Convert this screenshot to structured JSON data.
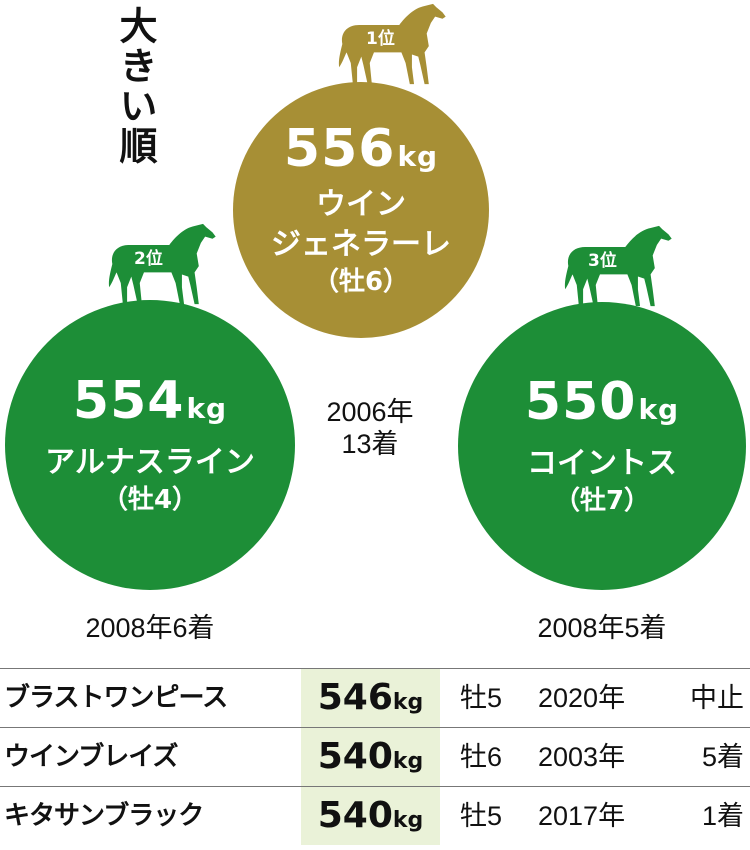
{
  "title": "大きい順",
  "colors": {
    "gold": "#a78f35",
    "green": "#1d8e37",
    "highlight": "#eaf2d8"
  },
  "ranking": [
    {
      "rank_label": "1位",
      "weight_value": "556",
      "unit": "kg",
      "name_line1": "ウイン",
      "name_line2": "ジェネラーレ",
      "sex_age": "（牡6）",
      "result_line1": "2006年",
      "result_line2": "13着"
    },
    {
      "rank_label": "2位",
      "weight_value": "554",
      "unit": "kg",
      "name_line1": "アルナスライン",
      "name_line2": "",
      "sex_age": "（牡4）",
      "result_line1": "2008年6着",
      "result_line2": ""
    },
    {
      "rank_label": "3位",
      "weight_value": "550",
      "unit": "kg",
      "name_line1": "コイントス",
      "name_line2": "",
      "sex_age": "（牡7）",
      "result_line1": "2008年5着",
      "result_line2": ""
    }
  ],
  "table": {
    "rows": [
      {
        "name": "ブラストワンピース",
        "weight_value": "546",
        "unit": "kg",
        "sex_age": "牡5",
        "year": "2020年",
        "result": "中止"
      },
      {
        "name": "ウインブレイズ",
        "weight_value": "540",
        "unit": "kg",
        "sex_age": "牡6",
        "year": "2003年",
        "result": "5着"
      },
      {
        "name": "キタサンブラック",
        "weight_value": "540",
        "unit": "kg",
        "sex_age": "牡5",
        "year": "2017年",
        "result": "1着"
      }
    ]
  }
}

..........

Your task is to return the entries above exactly, with no pictures.

Convert this screenshot to structured JSON data.
{
  "title": "大きい順",
  "colors": {
    "gold": "#a78f35",
    "green": "#1d8e37",
    "highlight": "#eaf2d8"
  },
  "ranking": [
    {
      "rank_label": "1位",
      "weight_value": "556",
      "unit": "kg",
      "name_line1": "ウイン",
      "name_line2": "ジェネラーレ",
      "sex_age": "（牡6）",
      "result_line1": "2006年",
      "result_line2": "13着"
    },
    {
      "rank_label": "2位",
      "weight_value": "554",
      "unit": "kg",
      "name_line1": "アルナスライン",
      "name_line2": "",
      "sex_age": "（牡4）",
      "result_line1": "2008年6着",
      "result_line2": ""
    },
    {
      "rank_label": "3位",
      "weight_value": "550",
      "unit": "kg",
      "name_line1": "コイントス",
      "name_line2": "",
      "sex_age": "（牡7）",
      "result_line1": "2008年5着",
      "result_line2": ""
    }
  ],
  "table": {
    "rows": [
      {
        "name": "ブラストワンピース",
        "weight_value": "546",
        "unit": "kg",
        "sex_age": "牡5",
        "year": "2020年",
        "result": "中止"
      },
      {
        "name": "ウインブレイズ",
        "weight_value": "540",
        "unit": "kg",
        "sex_age": "牡6",
        "year": "2003年",
        "result": "5着"
      },
      {
        "name": "キタサンブラック",
        "weight_value": "540",
        "unit": "kg",
        "sex_age": "牡5",
        "year": "2017年",
        "result": "1着"
      }
    ]
  }
}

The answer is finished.